** Set problem **
Scan the data below. Pull out each line where "мероприятий" occurs.
## begin
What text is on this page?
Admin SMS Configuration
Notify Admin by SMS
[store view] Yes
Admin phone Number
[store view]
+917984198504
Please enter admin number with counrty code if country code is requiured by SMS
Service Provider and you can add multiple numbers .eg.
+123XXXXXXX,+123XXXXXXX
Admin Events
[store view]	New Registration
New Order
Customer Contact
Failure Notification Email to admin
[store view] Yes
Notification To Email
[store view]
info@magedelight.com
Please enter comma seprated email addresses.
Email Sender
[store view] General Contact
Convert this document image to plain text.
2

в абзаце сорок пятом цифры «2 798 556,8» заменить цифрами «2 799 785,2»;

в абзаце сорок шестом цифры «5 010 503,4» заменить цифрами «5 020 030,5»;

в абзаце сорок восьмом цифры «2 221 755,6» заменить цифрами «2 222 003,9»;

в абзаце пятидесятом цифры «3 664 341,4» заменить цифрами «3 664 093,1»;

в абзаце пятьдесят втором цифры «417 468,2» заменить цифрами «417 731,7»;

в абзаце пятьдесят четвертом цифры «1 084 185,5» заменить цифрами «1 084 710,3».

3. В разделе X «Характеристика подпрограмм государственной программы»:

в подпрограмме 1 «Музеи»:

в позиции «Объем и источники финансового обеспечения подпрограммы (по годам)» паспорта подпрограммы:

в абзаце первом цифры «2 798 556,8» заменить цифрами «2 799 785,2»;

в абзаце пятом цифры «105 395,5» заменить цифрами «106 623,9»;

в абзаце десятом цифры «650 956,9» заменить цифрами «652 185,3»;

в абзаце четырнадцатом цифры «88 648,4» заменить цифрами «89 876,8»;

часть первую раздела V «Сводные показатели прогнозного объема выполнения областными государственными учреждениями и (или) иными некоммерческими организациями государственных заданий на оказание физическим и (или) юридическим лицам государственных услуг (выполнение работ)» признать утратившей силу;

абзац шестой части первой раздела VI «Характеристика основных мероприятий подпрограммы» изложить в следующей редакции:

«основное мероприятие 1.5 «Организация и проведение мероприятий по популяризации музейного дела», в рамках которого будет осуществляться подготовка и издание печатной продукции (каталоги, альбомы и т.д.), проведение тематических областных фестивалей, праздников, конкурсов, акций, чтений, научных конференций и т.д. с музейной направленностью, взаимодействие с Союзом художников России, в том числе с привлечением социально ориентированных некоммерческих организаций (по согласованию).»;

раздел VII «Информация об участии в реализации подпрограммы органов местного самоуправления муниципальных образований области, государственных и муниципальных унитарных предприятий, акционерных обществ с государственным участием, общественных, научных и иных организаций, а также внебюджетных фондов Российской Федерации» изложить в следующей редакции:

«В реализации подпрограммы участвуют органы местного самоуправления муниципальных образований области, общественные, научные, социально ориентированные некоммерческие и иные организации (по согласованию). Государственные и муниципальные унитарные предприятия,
## end
** Response **
абзац шестой части первой раздела VI «Характеристика основных мероприятий подпрограммы» изложить в следующей редакции:
«основное мероприятие 1.5 «Организация и проведение мероприятий по популяризации музейного дела», в рамках которого будет осуществляться подготовка и издание печатной продукции (каталоги, альбомы и т.д.), проведение тематических областных фестивалей, праздников, конкурсов, акций, чтений, научных конференций и т.д. с музейной направленностью, взаимодействие с Союзом художников России, в том числе с привлечением социально ориентированных некоммерческих организаций (по согласованию).»;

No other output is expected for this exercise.